OBJECTIVE >> Go through the listing and copy every line word for word.

[Data records]
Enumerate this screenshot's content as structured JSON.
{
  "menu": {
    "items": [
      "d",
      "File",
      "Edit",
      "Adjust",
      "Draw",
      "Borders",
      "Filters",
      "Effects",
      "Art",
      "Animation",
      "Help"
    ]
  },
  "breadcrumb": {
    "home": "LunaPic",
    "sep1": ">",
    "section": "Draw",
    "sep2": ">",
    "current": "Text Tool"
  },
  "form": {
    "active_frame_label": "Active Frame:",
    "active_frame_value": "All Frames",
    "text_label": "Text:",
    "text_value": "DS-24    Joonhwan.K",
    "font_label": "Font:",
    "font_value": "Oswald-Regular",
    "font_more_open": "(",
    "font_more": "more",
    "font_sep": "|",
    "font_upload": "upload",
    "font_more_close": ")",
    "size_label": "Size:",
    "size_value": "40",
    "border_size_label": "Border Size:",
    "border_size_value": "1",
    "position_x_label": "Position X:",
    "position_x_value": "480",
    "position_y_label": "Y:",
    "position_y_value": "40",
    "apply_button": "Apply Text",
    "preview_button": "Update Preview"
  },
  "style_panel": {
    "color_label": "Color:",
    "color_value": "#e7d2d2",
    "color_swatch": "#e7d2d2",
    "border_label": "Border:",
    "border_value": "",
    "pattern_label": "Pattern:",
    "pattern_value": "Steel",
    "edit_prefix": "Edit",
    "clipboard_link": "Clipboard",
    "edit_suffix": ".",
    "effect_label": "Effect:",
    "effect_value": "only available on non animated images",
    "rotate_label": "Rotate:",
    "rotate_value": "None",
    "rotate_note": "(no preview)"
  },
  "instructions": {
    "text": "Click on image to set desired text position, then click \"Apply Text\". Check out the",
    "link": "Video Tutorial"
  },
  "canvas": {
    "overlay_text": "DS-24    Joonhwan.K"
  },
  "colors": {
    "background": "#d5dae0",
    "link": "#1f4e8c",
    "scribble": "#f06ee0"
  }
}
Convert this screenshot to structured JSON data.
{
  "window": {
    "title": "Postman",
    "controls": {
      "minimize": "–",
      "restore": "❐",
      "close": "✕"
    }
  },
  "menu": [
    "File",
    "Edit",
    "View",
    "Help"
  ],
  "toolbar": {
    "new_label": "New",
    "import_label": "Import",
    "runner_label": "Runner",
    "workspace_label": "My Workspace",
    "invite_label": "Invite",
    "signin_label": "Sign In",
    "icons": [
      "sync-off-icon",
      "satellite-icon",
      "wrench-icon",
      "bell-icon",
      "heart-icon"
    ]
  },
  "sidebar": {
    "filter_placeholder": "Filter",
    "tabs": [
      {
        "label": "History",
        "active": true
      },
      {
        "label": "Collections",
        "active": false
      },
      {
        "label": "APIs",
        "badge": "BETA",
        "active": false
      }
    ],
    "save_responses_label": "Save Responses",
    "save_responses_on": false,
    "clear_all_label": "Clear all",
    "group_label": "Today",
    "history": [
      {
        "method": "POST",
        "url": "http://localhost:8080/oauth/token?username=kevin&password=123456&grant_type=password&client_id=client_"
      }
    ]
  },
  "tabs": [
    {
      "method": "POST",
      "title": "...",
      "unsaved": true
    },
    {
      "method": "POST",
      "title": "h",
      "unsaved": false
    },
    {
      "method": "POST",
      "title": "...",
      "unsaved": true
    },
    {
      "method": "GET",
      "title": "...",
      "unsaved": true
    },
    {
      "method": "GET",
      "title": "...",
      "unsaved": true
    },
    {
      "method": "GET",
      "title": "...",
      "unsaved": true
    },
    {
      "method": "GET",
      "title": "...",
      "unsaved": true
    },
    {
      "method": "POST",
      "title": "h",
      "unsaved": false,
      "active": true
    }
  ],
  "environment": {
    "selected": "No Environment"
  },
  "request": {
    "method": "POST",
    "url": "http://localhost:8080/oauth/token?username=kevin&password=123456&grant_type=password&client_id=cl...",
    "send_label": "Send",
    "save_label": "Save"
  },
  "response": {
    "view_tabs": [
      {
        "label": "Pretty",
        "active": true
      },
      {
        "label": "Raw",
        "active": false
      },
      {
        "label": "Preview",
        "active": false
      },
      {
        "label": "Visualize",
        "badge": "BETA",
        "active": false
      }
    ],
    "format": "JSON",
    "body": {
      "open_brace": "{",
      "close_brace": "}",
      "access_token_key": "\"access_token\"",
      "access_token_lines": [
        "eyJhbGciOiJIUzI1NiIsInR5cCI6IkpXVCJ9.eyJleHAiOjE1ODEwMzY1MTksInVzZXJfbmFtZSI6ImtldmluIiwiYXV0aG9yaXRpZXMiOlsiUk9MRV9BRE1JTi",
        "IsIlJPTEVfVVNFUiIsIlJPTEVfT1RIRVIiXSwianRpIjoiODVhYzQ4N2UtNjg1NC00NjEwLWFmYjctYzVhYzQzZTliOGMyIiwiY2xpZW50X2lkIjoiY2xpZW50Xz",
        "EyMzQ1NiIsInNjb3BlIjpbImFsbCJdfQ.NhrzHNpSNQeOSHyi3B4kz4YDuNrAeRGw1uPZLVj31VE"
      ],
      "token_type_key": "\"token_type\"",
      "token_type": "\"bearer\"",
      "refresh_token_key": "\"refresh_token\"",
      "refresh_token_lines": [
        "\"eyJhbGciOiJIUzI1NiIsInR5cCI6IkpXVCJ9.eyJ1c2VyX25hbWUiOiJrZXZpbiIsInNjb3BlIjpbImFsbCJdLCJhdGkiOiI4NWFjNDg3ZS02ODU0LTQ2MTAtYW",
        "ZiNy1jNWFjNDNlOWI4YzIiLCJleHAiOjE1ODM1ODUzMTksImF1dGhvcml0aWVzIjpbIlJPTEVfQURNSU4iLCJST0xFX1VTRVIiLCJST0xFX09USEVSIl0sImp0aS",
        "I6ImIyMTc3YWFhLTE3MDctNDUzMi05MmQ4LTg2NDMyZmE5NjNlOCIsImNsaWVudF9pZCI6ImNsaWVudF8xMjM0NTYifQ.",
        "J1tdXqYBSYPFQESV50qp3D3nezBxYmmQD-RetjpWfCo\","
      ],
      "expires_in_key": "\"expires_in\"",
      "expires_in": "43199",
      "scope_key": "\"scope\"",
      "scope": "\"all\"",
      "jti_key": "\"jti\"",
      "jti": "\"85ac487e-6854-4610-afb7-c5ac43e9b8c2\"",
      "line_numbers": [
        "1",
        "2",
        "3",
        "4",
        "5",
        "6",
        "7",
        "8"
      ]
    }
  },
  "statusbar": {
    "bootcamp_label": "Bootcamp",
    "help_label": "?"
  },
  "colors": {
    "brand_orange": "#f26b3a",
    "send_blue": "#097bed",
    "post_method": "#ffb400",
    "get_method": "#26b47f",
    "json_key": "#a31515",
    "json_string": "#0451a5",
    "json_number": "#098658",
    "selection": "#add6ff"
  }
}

FINAL RESULT >>
Enumerate this screenshot's content as structured JSON.
{
  "menu": {
    "items": [
      "d",
      "File",
      "Edit",
      "Adjust",
      "Draw",
      "Borders",
      "Filters",
      "Effects",
      "Art",
      "Animation",
      "Help"
    ]
  },
  "breadcrumb": {
    "home": "LunaPic",
    "sep1": ">",
    "section": "Draw",
    "sep2": ">",
    "current": "Text Tool"
  },
  "form": {
    "active_frame_label": "Active Frame:",
    "active_frame_value": "All Frames",
    "text_label": "Text:",
    "text_value": "DS-24    Joonhwan.K",
    "font_label": "Font:",
    "font_value": "Oswald-Regular",
    "font_more_open": "(",
    "font_more": "more",
    "font_sep": "|",
    "font_upload": "upload",
    "font_more_close": ")",
    "size_label": "Size:",
    "size_value": "40",
    "border_size_label": "Border Size:",
    "border_size_value": "1",
    "position_x_label": "Position X:",
    "position_x_value": "480",
    "position_y_label": "Y:",
    "position_y_value": "40",
    "apply_button": "Apply Text",
    "preview_button": "Update Preview"
  },
  "style_panel": {
    "color_label": "Color:",
    "color_value": "#e7d2d2",
    "color_swatch": "#e7d2d2",
    "border_label": "Border:",
    "border_value": "",
    "pattern_label": "Pattern:",
    "pattern_value": "Steel",
    "edit_prefix": "Edit",
    "clipboard_link": "Clipboard",
    "edit_suffix": ".",
    "effect_label": "Effect:",
    "effect_value": "only available on non animated images",
    "rotate_label": "Rotate:",
    "rotate_value": "None",
    "rotate_note": "(no preview)"
  },
  "instructions": {
    "text": "Click on image to set desired text position, then click \"Apply Text\". Check out the",
    "link": "Video Tutorial"
  },
  "canvas": {
    "overlay_text": "DS-24    Joonhwan.K"
  },
  "colors": {
    "background": "#d5dae0",
    "link": "#1f4e8c",
    "scribble": "#f06ee0"
  }
}
Convert this screenshot to structured JSON data.
{
  "window": {
    "title": "Postman",
    "controls": {
      "minimize": "–",
      "restore": "❐",
      "close": "✕"
    }
  },
  "menu": [
    "File",
    "Edit",
    "View",
    "Help"
  ],
  "toolbar": {
    "new_label": "New",
    "import_label": "Import",
    "runner_label": "Runner",
    "workspace_label": "My Workspace",
    "invite_label": "Invite",
    "signin_label": "Sign In",
    "icons": [
      "sync-off-icon",
      "satellite-icon",
      "wrench-icon",
      "bell-icon",
      "heart-icon"
    ]
  },
  "sidebar": {
    "filter_placeholder": "Filter",
    "tabs": [
      {
        "label": "History",
        "active": true
      },
      {
        "label": "Collections",
        "active": false
      },
      {
        "label": "APIs",
        "badge": "BETA",
        "active": false
      }
    ],
    "save_responses_label": "Save Responses",
    "save_responses_on": false,
    "clear_all_label": "Clear all",
    "group_label": "Today",
    "history": [
      {
        "method": "POST",
        "url": "http://localhost:8080/oauth/token?username=kevin&password=123456&grant_type=password&client_id=client_"
      }
    ]
  },
  "tabs": [
    {
      "method": "POST",
      "title": "...",
      "unsaved": true
    },
    {
      "method": "POST",
      "title": "h",
      "unsaved": false
    },
    {
      "method": "POST",
      "title": "...",
      "unsaved": true
    },
    {
      "method": "GET",
      "title": "...",
      "unsaved": true
    },
    {
      "method": "GET",
      "title": "...",
      "unsaved": true
    },
    {
      "method": "GET",
      "title": "...",
      "unsaved": true
    },
    {
      "method": "GET",
      "title": "...",
      "unsaved": true
    },
    {
      "method": "POST",
      "title": "h",
      "unsaved": false,
      "active": true
    }
  ],
  "environment": {
    "selected": "No Environment"
  },
  "request": {
    "method": "POST",
    "url": "http://localhost:8080/oauth/token?username=kevin&password=123456&grant_type=password&client_id=cl...",
    "send_label": "Send",
    "save_label": "Save"
  },
  "response": {
    "view_tabs": [
      {
        "label": "Pretty",
        "active": true
      },
      {
        "label": "Raw",
        "active": false
      },
      {
        "label": "Preview",
        "active": false
      },
      {
        "label": "Visualize",
        "badge": "BETA",
        "active": false
      }
    ],
    "format": "JSON",
    "body": {
      "open_brace": "{",
      "close_brace": "}",
      "access_token_key": "\"access_token\"",
      "access_token_lines": [
        "eyJhbGciOiJIUzI1NiIsInR5cCI6IkpXVCJ9.eyJleHAiOjE1ODEwMzY1MTksInVzZXJfbmFtZSI6ImtldmluIiwiYXV0aG9yaXRpZXMiOlsiUk9MRV9BRE1JTi",
        "IsIlJPTEVfVVNFUiIsIlJPTEVfT1RIRVIiXSwianRpIjoiODVhYzQ4N2UtNjg1NC00NjEwLWFmYjctYzVhYzQzZTliOGMyIiwiY2xpZW50X2lkIjoiY2xpZW50Xz",
        "EyMzQ1NiIsInNjb3BlIjpbImFsbCJdfQ.NhrzHNpSNQeOSHyi3B4kz4YDuNrAeRGw1uPZLVj31VE"
      ],
      "token_type_key": "\"token_type\"",
      "token_type": "\"bearer\"",
      "refresh_token_key": "\"refresh_token\"",
      "refresh_token_lines": [
        "\"eyJhbGciOiJIUzI1NiIsInR5cCI6IkpXVCJ9.eyJ1c2VyX25hbWUiOiJrZXZpbiIsInNjb3BlIjpbImFsbCJdLCJhdGkiOiI4NWFjNDg3ZS02ODU0LTQ2MTAtYW",
        "ZiNy1jNWFjNDNlOWI4YzIiLCJleHAiOjE1ODM1ODUzMTksImF1dGhvcml0aWVzIjpbIlJPTEVfQURNSU4iLCJST0xFX1VTRVIiLCJST0xFX09USEVSIl0sImp0aS",
        "I6ImIyMTc3YWFhLTE3MDctNDUzMi05MmQ4LTg2NDMyZmE5NjNlOCIsImNsaWVudF9pZCI6ImNsaWVudF8xMjM0NTYifQ.",
        "J1tdXqYBSYPFQESV50qp3D3nezBxYmmQD-RetjpWfCo\","
      ],
      "expires_in_key": "\"expires_in\"",
      "expires_in": "43199",
      "scope_key": "\"scope\"",
      "scope": "\"all\"",
      "jti_key": "\"jti\"",
      "jti": "\"85ac487e-6854-4610-afb7-c5ac43e9b8c2\"",
      "line_numbers": [
        "1",
        "2",
        "3",
        "4",
        "5",
        "6",
        "7",
        "8"
      ]
    }
  },
  "statusbar": {
    "bootcamp_label": "Bootcamp",
    "help_label": "?"
  },
  "colors": {
    "brand_orange": "#f26b3a",
    "send_blue": "#097bed",
    "post_method": "#ffb400",
    "get_method": "#26b47f",
    "json_key": "#a31515",
    "json_string": "#0451a5",
    "json_number": "#098658",
    "selection": "#add6ff"
  }
}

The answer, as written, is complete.